#### [DATA FOR THIS TASK]
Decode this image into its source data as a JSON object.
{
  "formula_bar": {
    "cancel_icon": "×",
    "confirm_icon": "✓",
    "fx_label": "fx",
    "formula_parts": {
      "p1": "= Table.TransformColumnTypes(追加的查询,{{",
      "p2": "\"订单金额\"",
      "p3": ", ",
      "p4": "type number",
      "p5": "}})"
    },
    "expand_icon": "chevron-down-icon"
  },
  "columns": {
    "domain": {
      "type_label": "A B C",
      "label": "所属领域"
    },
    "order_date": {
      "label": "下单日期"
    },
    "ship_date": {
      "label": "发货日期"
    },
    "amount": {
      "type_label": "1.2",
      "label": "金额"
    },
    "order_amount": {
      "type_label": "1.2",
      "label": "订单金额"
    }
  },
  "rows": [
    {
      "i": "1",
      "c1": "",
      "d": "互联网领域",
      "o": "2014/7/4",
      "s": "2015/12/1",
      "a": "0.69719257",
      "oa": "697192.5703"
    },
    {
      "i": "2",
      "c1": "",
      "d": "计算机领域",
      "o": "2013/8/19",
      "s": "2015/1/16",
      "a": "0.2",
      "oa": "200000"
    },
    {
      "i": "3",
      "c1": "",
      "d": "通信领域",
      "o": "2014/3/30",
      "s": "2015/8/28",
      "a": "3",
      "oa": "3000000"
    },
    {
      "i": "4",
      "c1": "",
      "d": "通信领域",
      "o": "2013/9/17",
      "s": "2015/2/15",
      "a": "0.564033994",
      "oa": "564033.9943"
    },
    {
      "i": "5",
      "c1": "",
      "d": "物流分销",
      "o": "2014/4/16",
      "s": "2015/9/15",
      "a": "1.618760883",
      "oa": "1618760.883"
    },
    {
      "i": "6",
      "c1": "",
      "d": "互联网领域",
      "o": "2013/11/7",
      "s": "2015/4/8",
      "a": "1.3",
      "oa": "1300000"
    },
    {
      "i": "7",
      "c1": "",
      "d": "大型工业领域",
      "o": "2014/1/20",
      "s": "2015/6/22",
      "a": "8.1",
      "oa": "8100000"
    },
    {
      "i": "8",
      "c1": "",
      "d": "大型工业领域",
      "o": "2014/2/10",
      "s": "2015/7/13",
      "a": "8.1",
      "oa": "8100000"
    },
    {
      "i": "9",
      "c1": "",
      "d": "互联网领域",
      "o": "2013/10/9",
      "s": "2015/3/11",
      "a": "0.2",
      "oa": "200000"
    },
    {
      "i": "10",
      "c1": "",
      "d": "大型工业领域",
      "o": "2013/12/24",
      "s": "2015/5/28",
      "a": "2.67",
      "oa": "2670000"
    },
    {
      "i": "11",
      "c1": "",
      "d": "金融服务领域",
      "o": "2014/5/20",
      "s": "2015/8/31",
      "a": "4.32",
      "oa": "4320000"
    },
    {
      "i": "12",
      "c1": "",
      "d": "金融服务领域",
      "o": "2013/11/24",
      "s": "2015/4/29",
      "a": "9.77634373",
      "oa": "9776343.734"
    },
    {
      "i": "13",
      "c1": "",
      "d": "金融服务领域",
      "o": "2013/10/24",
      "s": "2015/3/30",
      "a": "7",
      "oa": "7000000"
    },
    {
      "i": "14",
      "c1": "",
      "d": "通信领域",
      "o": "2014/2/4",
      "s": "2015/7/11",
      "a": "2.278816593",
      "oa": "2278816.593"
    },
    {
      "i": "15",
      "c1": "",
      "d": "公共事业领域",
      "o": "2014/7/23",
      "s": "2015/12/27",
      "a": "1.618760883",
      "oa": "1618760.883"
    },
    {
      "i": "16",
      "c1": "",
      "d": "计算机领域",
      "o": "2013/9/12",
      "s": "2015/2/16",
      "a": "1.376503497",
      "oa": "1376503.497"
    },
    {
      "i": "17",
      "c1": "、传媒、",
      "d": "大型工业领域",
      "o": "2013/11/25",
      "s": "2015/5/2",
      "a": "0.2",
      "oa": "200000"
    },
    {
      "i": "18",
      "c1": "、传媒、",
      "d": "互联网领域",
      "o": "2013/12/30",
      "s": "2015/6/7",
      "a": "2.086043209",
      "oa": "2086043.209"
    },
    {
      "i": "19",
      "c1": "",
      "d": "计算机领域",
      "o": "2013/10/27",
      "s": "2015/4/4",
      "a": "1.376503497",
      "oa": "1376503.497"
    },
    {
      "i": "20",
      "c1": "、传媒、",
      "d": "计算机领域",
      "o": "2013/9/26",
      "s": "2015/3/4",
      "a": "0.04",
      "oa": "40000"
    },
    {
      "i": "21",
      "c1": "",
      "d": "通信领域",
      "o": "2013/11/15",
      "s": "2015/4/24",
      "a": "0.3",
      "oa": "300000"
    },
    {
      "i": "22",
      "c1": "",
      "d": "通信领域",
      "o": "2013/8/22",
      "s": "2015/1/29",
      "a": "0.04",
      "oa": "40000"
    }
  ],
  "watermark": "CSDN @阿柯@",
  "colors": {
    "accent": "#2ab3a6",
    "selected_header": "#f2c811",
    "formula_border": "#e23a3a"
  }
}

#### [TASK PROMPT]
Every record should be given again exactly.

#### [RESPONSE TO THE TASK]
Decode this image into its source data as a JSON object.
{
  "formula_bar": {
    "cancel_icon": "×",
    "confirm_icon": "✓",
    "fx_label": "fx",
    "formula_parts": {
      "p1": "= Table.TransformColumnTypes(追加的查询,{{",
      "p2": "\"订单金额\"",
      "p3": ", ",
      "p4": "type number",
      "p5": "}})"
    },
    "expand_icon": "chevron-down-icon"
  },
  "columns": {
    "domain": {
      "type_label": "A B C",
      "label": "所属领域"
    },
    "order_date": {
      "label": "下单日期"
    },
    "ship_date": {
      "label": "发货日期"
    },
    "amount": {
      "type_label": "1.2",
      "label": "金额"
    },
    "order_amount": {
      "type_label": "1.2",
      "label": "订单金额"
    }
  },
  "rows": [
    {
      "i": "1",
      "c1": "",
      "d": "互联网领域",
      "o": "2014/7/4",
      "s": "2015/12/1",
      "a": "0.69719257",
      "oa": "697192.5703"
    },
    {
      "i": "2",
      "c1": "",
      "d": "计算机领域",
      "o": "2013/8/19",
      "s": "2015/1/16",
      "a": "0.2",
      "oa": "200000"
    },
    {
      "i": "3",
      "c1": "",
      "d": "通信领域",
      "o": "2014/3/30",
      "s": "2015/8/28",
      "a": "3",
      "oa": "3000000"
    },
    {
      "i": "4",
      "c1": "",
      "d": "通信领域",
      "o": "2013/9/17",
      "s": "2015/2/15",
      "a": "0.564033994",
      "oa": "564033.9943"
    },
    {
      "i": "5",
      "c1": "",
      "d": "物流分销",
      "o": "2014/4/16",
      "s": "2015/9/15",
      "a": "1.618760883",
      "oa": "1618760.883"
    },
    {
      "i": "6",
      "c1": "",
      "d": "互联网领域",
      "o": "2013/11/7",
      "s": "2015/4/8",
      "a": "1.3",
      "oa": "1300000"
    },
    {
      "i": "7",
      "c1": "",
      "d": "大型工业领域",
      "o": "2014/1/20",
      "s": "2015/6/22",
      "a": "8.1",
      "oa": "8100000"
    },
    {
      "i": "8",
      "c1": "",
      "d": "大型工业领域",
      "o": "2014/2/10",
      "s": "2015/7/13",
      "a": "8.1",
      "oa": "8100000"
    },
    {
      "i": "9",
      "c1": "",
      "d": "互联网领域",
      "o": "2013/10/9",
      "s": "2015/3/11",
      "a": "0.2",
      "oa": "200000"
    },
    {
      "i": "10",
      "c1": "",
      "d": "大型工业领域",
      "o": "2013/12/24",
      "s": "2015/5/28",
      "a": "2.67",
      "oa": "2670000"
    },
    {
      "i": "11",
      "c1": "",
      "d": "金融服务领域",
      "o": "2014/5/20",
      "s": "2015/8/31",
      "a": "4.32",
      "oa": "4320000"
    },
    {
      "i": "12",
      "c1": "",
      "d": "金融服务领域",
      "o": "2013/11/24",
      "s": "2015/4/29",
      "a": "9.77634373",
      "oa": "9776343.734"
    },
    {
      "i": "13",
      "c1": "",
      "d": "金融服务领域",
      "o": "2013/10/24",
      "s": "2015/3/30",
      "a": "7",
      "oa": "7000000"
    },
    {
      "i": "14",
      "c1": "",
      "d": "通信领域",
      "o": "2014/2/4",
      "s": "2015/7/11",
      "a": "2.278816593",
      "oa": "2278816.593"
    },
    {
      "i": "15",
      "c1": "",
      "d": "公共事业领域",
      "o": "2014/7/23",
      "s": "2015/12/27",
      "a": "1.618760883",
      "oa": "1618760.883"
    },
    {
      "i": "16",
      "c1": "",
      "d": "计算机领域",
      "o": "2013/9/12",
      "s": "2015/2/16",
      "a": "1.376503497",
      "oa": "1376503.497"
    },
    {
      "i": "17",
      "c1": "、传媒、",
      "d": "大型工业领域",
      "o": "2013/11/25",
      "s": "2015/5/2",
      "a": "0.2",
      "oa": "200000"
    },
    {
      "i": "18",
      "c1": "、传媒、",
      "d": "互联网领域",
      "o": "2013/12/30",
      "s": "2015/6/7",
      "a": "2.086043209",
      "oa": "2086043.209"
    },
    {
      "i": "19",
      "c1": "",
      "d": "计算机领域",
      "o": "2013/10/27",
      "s": "2015/4/4",
      "a": "1.376503497",
      "oa": "1376503.497"
    },
    {
      "i": "20",
      "c1": "、传媒、",
      "d": "计算机领域",
      "o": "2013/9/26",
      "s": "2015/3/4",
      "a": "0.04",
      "oa": "40000"
    },
    {
      "i": "21",
      "c1": "",
      "d": "通信领域",
      "o": "2013/11/15",
      "s": "2015/4/24",
      "a": "0.3",
      "oa": "300000"
    },
    {
      "i": "22",
      "c1": "",
      "d": "通信领域",
      "o": "2013/8/22",
      "s": "2015/1/29",
      "a": "0.04",
      "oa": "40000"
    }
  ],
  "watermark": "CSDN @阿柯@",
  "colors": {
    "accent": "#2ab3a6",
    "selected_header": "#f2c811",
    "formula_border": "#e23a3a"
  }
}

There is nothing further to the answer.